◆ Aim ◆
Leave the pictures out. Return all other data exactly.

◆ Entries provided ◆

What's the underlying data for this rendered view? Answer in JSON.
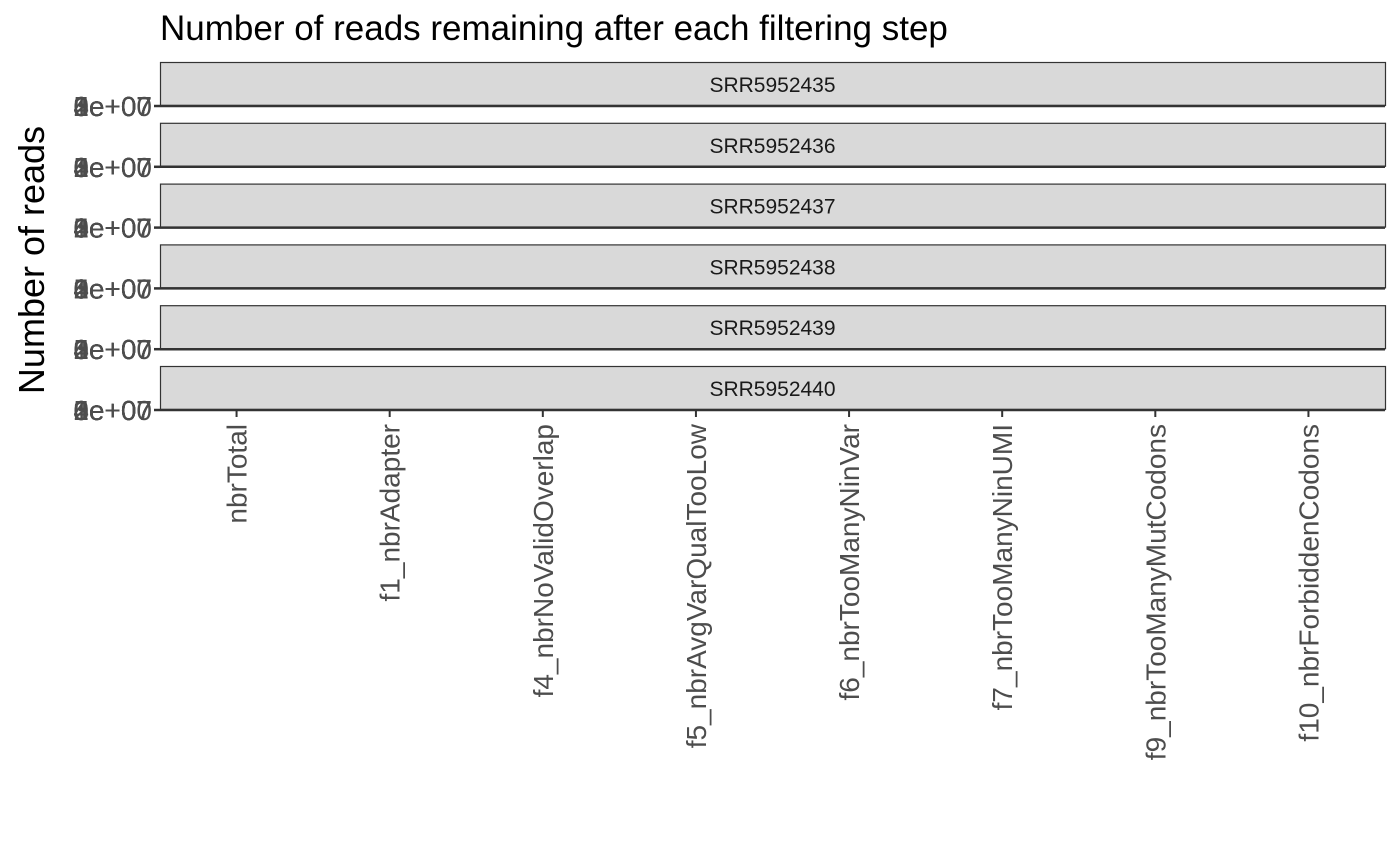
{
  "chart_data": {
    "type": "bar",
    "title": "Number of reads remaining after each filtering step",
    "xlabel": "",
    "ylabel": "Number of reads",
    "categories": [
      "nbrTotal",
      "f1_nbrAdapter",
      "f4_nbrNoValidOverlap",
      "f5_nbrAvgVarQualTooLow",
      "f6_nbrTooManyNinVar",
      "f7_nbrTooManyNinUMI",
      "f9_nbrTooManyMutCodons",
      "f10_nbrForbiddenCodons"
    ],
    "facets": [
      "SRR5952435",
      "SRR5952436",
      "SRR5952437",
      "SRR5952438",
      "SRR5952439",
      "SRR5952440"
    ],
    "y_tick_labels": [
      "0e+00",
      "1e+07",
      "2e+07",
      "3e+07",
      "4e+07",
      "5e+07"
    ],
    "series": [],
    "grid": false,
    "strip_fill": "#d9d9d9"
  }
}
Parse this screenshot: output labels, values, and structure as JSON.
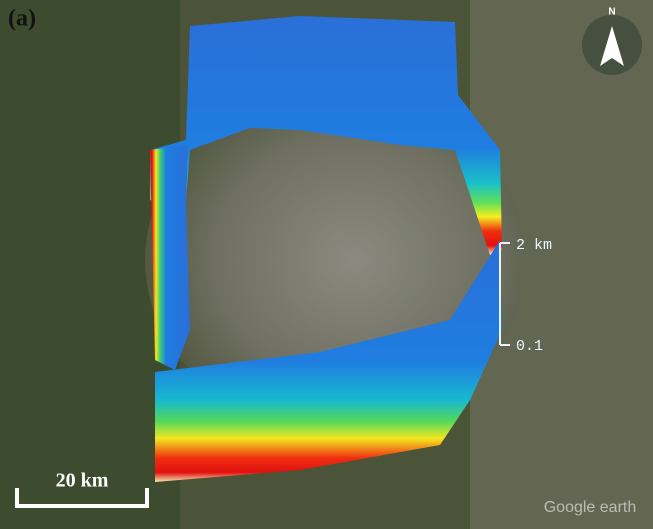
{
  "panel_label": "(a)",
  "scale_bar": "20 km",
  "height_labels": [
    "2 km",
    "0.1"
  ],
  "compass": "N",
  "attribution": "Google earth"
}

◆ Right answer ◆
What's the underlying data for this rendered view? Answer in JSON.
{
  "chart_data": {
    "type": "bar",
    "title": "Number of reads remaining after each filtering step",
    "xlabel": "",
    "ylabel": "Number of reads",
    "categories": [
      "nbrTotal",
      "f1_nbrAdapter",
      "f4_nbrNoValidOverlap",
      "f5_nbrAvgVarQualTooLow",
      "f6_nbrTooManyNinVar",
      "f7_nbrTooManyNinUMI",
      "f9_nbrTooManyMutCodons",
      "f10_nbrForbiddenCodons"
    ],
    "facets": [
      "SRR5952435",
      "SRR5952436",
      "SRR5952437",
      "SRR5952438",
      "SRR5952439",
      "SRR5952440"
    ],
    "y_tick_labels": [
      "0e+00",
      "1e+07",
      "2e+07",
      "3e+07",
      "4e+07",
      "5e+07"
    ],
    "series": [],
    "grid": false,
    "strip_fill": "#d9d9d9"
  }
}
Parse this screenshot: output labels, values, and structure as JSON.
{
  "panel_label": "(a)",
  "scale_bar": "20 km",
  "height_labels": [
    "2 km",
    "0.1"
  ],
  "compass": "N",
  "attribution": "Google earth"
}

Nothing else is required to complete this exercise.